El Magazine Femdom de Mistress Roxy
domingo, 22 de junio de 2025
Magenta. Risate criminali
jueves, 12 de junio de 2025
Spanking (III). Fanny Hill
Fanny
Hill es considerada uno de los clásicos de la literatura erótica universal y durante
dos siglos sufrió no sólo censura y prohibición por inmoral, sino juicios y
condenas al autor y al editor. Todavía en 1960 se quemaron ejemplares en
Inglaterra y en España no conoció la luz en forma oficial hasta
1977.
Nacido
en Londres en 1710 y fallecido en 1789, John Cleland fue diplomático
además de escritor y su carrera le condujo, entre otros lugares, a Esmirna y
Bombay. Autor de varias novelas y obras de teatro, se dedicó también a la
filología inglesa y, con diferentes pseudónimos, al periodismo. Aunque durante
mucho tiempo se sostuvo que Cleland escribió Fanny Hill en
la cárcel, donde estuvo recluido por deudas, al parecer en la prisión sólo
pulió un texto ya escrito en 1730, cuyo título oficial es Memoirs of a woman of
pleasure.
^^^^^^^^
PROBLEMA BREVE:
Responde según el texto sobre Fanny Hill:
(a) ¿En qué año todavía se quemaron ejemplares en Inglaterra?
(b) ¿A qué dos lugares condujo a John Cleland su carrera diplomática, según se nombran?
(c) ¿Cuál es el título oficial de la obra?

MATERIAL MOSTRADO:
^^^^^^^^
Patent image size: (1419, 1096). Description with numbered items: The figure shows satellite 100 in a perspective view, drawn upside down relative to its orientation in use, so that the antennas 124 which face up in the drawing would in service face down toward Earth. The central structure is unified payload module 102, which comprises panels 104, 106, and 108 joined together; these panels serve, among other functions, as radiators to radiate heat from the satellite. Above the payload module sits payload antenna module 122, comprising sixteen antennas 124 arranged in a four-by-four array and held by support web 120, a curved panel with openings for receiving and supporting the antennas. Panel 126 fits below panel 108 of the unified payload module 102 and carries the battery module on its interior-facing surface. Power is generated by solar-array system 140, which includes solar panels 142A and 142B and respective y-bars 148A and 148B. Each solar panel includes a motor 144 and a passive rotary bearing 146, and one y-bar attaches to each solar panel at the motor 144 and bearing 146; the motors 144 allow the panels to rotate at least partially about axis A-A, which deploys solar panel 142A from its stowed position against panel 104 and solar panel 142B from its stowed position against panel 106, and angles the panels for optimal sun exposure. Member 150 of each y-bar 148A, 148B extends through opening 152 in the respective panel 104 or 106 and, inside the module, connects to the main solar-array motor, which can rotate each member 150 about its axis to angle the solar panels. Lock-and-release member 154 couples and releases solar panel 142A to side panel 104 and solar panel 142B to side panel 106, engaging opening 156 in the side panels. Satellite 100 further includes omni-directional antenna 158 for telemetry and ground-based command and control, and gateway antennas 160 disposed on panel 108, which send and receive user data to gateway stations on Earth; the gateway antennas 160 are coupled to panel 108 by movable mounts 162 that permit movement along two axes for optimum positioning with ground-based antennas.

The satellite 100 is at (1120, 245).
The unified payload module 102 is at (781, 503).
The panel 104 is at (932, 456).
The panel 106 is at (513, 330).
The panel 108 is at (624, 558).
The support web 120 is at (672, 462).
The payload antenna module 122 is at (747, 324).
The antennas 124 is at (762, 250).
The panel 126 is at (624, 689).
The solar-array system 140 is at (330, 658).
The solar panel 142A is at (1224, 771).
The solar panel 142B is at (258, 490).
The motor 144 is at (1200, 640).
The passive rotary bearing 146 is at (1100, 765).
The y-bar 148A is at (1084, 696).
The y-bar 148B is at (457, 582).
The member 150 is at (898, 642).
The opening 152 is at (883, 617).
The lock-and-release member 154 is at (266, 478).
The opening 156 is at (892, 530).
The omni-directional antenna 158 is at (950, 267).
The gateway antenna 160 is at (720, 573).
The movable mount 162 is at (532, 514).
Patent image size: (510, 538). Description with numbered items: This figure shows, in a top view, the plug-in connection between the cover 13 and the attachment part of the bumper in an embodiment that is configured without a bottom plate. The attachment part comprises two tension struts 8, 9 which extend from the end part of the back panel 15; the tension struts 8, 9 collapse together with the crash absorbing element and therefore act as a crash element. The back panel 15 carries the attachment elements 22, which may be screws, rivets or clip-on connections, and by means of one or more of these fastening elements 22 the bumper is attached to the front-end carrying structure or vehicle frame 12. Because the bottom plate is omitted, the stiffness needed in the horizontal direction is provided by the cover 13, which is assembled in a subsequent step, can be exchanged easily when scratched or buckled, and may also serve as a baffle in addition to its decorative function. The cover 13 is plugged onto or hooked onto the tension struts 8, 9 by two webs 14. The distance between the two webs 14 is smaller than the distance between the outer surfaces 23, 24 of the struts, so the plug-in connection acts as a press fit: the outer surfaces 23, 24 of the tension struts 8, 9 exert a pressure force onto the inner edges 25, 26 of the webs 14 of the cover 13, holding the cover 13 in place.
^^^^^^^^
RESPUESTA COMPLETA:
(a) En 1960.
(b) A Esmirna y Bombay.
(c) Memoirs of a woman of pleasure.